◆ WHAT THIS TASK INVOLVES
Copy all of the material word for word, except for the pictures.

□ □ □

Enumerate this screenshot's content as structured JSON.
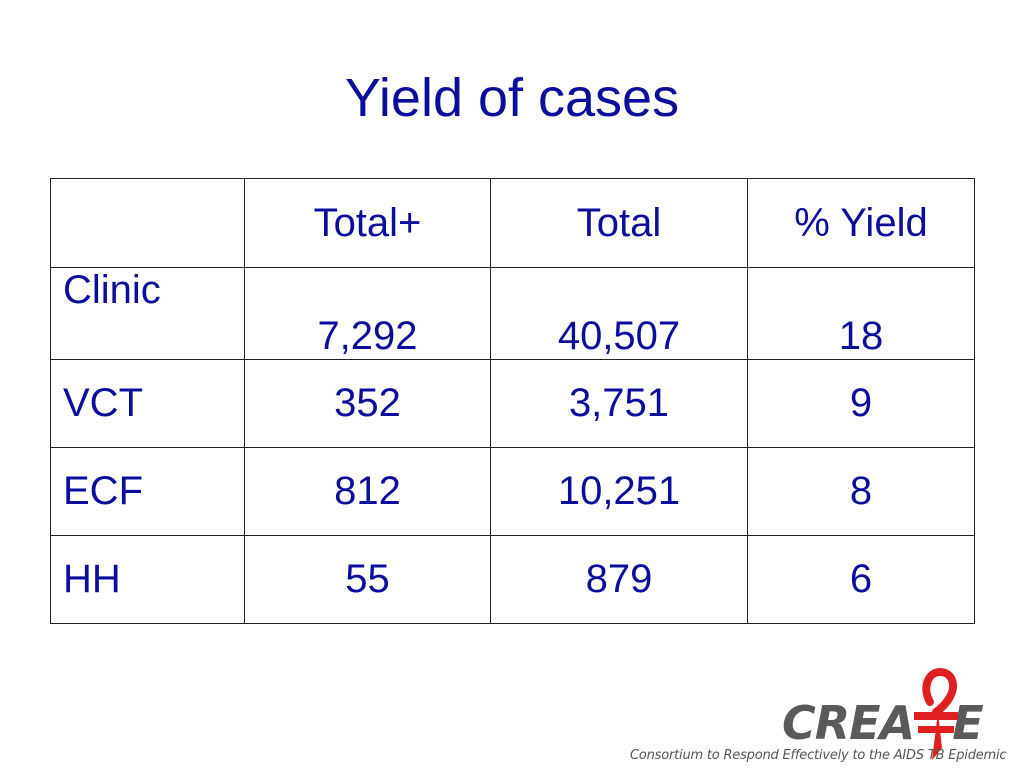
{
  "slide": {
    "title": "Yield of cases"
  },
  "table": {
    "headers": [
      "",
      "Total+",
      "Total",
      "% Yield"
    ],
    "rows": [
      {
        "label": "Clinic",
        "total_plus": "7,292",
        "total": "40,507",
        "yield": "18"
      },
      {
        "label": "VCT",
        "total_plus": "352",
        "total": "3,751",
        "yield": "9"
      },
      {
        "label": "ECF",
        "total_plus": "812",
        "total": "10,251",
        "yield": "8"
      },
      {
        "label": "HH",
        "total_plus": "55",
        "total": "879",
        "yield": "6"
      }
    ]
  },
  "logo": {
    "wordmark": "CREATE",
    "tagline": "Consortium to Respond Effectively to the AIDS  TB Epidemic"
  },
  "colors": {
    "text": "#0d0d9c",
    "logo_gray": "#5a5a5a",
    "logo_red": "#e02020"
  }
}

□ □ □

◆ SOLUTION TO THE EXERCISE
Enumerate this screenshot's content as structured JSON.
{
  "slide": {
    "title": "Yield of cases"
  },
  "table": {
    "headers": [
      "",
      "Total+",
      "Total",
      "% Yield"
    ],
    "rows": [
      {
        "label": "Clinic",
        "total_plus": "7,292",
        "total": "40,507",
        "yield": "18"
      },
      {
        "label": "VCT",
        "total_plus": "352",
        "total": "3,751",
        "yield": "9"
      },
      {
        "label": "ECF",
        "total_plus": "812",
        "total": "10,251",
        "yield": "8"
      },
      {
        "label": "HH",
        "total_plus": "55",
        "total": "879",
        "yield": "6"
      }
    ]
  },
  "logo": {
    "wordmark": "CREATE",
    "tagline": "Consortium to Respond Effectively to the AIDS  TB Epidemic"
  },
  "colors": {
    "text": "#0d0d9c",
    "logo_gray": "#5a5a5a",
    "logo_red": "#e02020"
  }
}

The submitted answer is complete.